What to produce: Give the records back in full, exactly as they read.
--- Begin ---
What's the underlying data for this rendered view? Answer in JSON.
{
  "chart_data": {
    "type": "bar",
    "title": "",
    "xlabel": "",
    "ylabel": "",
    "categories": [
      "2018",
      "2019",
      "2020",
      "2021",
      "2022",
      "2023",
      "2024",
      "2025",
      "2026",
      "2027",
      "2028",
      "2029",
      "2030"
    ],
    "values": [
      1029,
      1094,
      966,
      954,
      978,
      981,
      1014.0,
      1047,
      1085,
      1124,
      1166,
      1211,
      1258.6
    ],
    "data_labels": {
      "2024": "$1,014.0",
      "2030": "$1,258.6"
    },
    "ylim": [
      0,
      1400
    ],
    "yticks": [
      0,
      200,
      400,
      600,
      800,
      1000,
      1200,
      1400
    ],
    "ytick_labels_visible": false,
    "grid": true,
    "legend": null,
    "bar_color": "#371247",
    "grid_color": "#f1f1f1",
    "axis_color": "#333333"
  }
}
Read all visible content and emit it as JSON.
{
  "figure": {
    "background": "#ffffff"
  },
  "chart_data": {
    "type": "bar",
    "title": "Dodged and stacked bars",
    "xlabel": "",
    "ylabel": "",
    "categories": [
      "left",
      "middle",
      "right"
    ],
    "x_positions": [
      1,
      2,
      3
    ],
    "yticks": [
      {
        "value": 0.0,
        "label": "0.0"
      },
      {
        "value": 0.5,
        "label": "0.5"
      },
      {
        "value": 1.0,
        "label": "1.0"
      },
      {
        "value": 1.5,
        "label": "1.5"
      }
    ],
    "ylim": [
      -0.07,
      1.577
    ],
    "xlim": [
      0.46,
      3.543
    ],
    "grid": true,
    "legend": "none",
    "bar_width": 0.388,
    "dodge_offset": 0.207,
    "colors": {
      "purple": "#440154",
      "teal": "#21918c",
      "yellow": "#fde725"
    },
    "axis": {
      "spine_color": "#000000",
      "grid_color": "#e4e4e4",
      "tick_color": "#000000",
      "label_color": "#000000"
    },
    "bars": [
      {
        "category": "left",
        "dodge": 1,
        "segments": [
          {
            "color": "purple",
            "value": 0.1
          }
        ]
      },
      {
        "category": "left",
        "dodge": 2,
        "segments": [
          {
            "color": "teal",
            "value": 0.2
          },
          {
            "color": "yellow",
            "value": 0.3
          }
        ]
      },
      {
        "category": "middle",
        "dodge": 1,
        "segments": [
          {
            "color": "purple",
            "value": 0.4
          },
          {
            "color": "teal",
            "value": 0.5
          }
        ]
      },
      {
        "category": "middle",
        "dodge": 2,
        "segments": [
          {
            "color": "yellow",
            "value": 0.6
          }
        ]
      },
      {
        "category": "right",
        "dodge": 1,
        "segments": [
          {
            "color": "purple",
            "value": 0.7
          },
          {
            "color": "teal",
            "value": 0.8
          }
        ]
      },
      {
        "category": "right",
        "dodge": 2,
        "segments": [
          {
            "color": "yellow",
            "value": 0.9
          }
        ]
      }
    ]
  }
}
--- End ---
Written solution:
What's the underlying data for this rendered view? Answer in JSON.
{
  "chart_data": {
    "type": "bar",
    "title": "",
    "xlabel": "",
    "ylabel": "",
    "categories": [
      "2018",
      "2019",
      "2020",
      "2021",
      "2022",
      "2023",
      "2024",
      "2025",
      "2026",
      "2027",
      "2028",
      "2029",
      "2030"
    ],
    "values": [
      1029,
      1094,
      966,
      954,
      978,
      981,
      1014.0,
      1047,
      1085,
      1124,
      1166,
      1211,
      1258.6
    ],
    "data_labels": {
      "2024": "$1,014.0",
      "2030": "$1,258.6"
    },
    "ylim": [
      0,
      1400
    ],
    "yticks": [
      0,
      200,
      400,
      600,
      800,
      1000,
      1200,
      1400
    ],
    "ytick_labels_visible": false,
    "grid": true,
    "legend": null,
    "bar_color": "#371247",
    "grid_color": "#f1f1f1",
    "axis_color": "#333333"
  }
}
Read all visible content and emit it as JSON.
{
  "figure": {
    "background": "#ffffff"
  },
  "chart_data": {
    "type": "bar",
    "title": "Dodged and stacked bars",
    "xlabel": "",
    "ylabel": "",
    "categories": [
      "left",
      "middle",
      "right"
    ],
    "x_positions": [
      1,
      2,
      3
    ],
    "yticks": [
      {
        "value": 0.0,
        "label": "0.0"
      },
      {
        "value": 0.5,
        "label": "0.5"
      },
      {
        "value": 1.0,
        "label": "1.0"
      },
      {
        "value": 1.5,
        "label": "1.5"
      }
    ],
    "ylim": [
      -0.07,
      1.577
    ],
    "xlim": [
      0.46,
      3.543
    ],
    "grid": true,
    "legend": "none",
    "bar_width": 0.388,
    "dodge_offset": 0.207,
    "colors": {
      "purple": "#440154",
      "teal": "#21918c",
      "yellow": "#fde725"
    },
    "axis": {
      "spine_color": "#000000",
      "grid_color": "#e4e4e4",
      "tick_color": "#000000",
      "label_color": "#000000"
    },
    "bars": [
      {
        "category": "left",
        "dodge": 1,
        "segments": [
          {
            "color": "purple",
            "value": 0.1
          }
        ]
      },
      {
        "category": "left",
        "dodge": 2,
        "segments": [
          {
            "color": "teal",
            "value": 0.2
          },
          {
            "color": "yellow",
            "value": 0.3
          }
        ]
      },
      {
        "category": "middle",
        "dodge": 1,
        "segments": [
          {
            "color": "purple",
            "value": 0.4
          },
          {
            "color": "teal",
            "value": 0.5
          }
        ]
      },
      {
        "category": "middle",
        "dodge": 2,
        "segments": [
          {
            "color": "yellow",
            "value": 0.6
          }
        ]
      },
      {
        "category": "right",
        "dodge": 1,
        "segments": [
          {
            "color": "purple",
            "value": 0.7
          },
          {
            "color": "teal",
            "value": 0.8
          }
        ]
      },
      {
        "category": "right",
        "dodge": 2,
        "segments": [
          {
            "color": "yellow",
            "value": 0.9
          }
        ]
      }
    ]
  }
}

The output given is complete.